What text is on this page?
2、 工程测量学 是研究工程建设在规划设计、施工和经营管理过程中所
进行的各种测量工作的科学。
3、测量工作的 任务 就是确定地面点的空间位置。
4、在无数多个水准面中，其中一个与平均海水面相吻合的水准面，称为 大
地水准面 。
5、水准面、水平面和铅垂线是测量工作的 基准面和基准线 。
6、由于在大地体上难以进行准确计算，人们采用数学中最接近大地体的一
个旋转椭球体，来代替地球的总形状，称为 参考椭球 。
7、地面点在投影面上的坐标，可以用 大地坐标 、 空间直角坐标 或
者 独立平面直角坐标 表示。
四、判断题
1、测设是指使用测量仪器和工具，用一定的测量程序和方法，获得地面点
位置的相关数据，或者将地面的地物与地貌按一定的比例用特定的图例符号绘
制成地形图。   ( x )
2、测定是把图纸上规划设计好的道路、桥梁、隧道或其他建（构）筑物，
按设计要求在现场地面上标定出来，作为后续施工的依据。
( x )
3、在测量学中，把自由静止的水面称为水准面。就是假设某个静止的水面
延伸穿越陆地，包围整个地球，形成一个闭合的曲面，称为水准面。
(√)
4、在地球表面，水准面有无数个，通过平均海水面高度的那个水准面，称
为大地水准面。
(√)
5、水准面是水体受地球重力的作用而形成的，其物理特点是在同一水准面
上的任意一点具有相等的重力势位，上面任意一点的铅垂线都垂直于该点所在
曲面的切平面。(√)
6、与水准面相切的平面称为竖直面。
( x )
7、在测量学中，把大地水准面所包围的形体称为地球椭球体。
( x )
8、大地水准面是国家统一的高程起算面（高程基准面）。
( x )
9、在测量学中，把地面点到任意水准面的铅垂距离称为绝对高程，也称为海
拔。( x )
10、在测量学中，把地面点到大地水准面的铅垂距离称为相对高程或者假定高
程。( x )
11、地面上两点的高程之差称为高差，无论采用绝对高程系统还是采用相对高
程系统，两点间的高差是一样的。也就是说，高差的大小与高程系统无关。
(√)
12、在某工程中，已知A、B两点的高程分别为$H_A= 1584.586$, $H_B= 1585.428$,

------------------------

▸ REQUEST
Reproduce all data above, unchanged.

▸ RESULT OF THIS TASK
What text is on this page?
2、 工程测量学 是研究工程建设在规划设计、施工和经营管理过程中所
进行的各种测量工作的科学。
3、测量工作的 任务 就是确定地面点的空间位置。
4、在无数多个水准面中，其中一个与平均海水面相吻合的水准面，称为 大
地水准面 。
5、水准面、水平面和铅垂线是测量工作的 基准面和基准线 。
6、由于在大地体上难以进行准确计算，人们采用数学中最接近大地体的一
个旋转椭球体，来代替地球的总形状，称为 参考椭球 。
7、地面点在投影面上的坐标，可以用 大地坐标 、 空间直角坐标 或
者 独立平面直角坐标 表示。
四、判断题
1、测设是指使用测量仪器和工具，用一定的测量程序和方法，获得地面点
位置的相关数据，或者将地面的地物与地貌按一定的比例用特定的图例符号绘
制成地形图。   ( x )
2、测定是把图纸上规划设计好的道路、桥梁、隧道或其他建（构）筑物，
按设计要求在现场地面上标定出来，作为后续施工的依据。
( x )
3、在测量学中，把自由静止的水面称为水准面。就是假设某个静止的水面
延伸穿越陆地，包围整个地球，形成一个闭合的曲面，称为水准面。
(√)
4、在地球表面，水准面有无数个，通过平均海水面高度的那个水准面，称
为大地水准面。
(√)
5、水准面是水体受地球重力的作用而形成的，其物理特点是在同一水准面
上的任意一点具有相等的重力势位，上面任意一点的铅垂线都垂直于该点所在
曲面的切平面。(√)
6、与水准面相切的平面称为竖直面。
( x )
7、在测量学中，把大地水准面所包围的形体称为地球椭球体。
( x )
8、大地水准面是国家统一的高程起算面（高程基准面）。
( x )
9、在测量学中，把地面点到任意水准面的铅垂距离称为绝对高程，也称为海
拔。( x )
10、在测量学中，把地面点到大地水准面的铅垂距离称为相对高程或者假定高
程。( x )
11、地面上两点的高程之差称为高差，无论采用绝对高程系统还是采用相对高
程系统，两点间的高差是一样的。也就是说，高差的大小与高程系统无关。
(√)
12、在某工程中，已知A、B两点的高程分别为$H_A= 1584.586$, $H_B= 1585.428$,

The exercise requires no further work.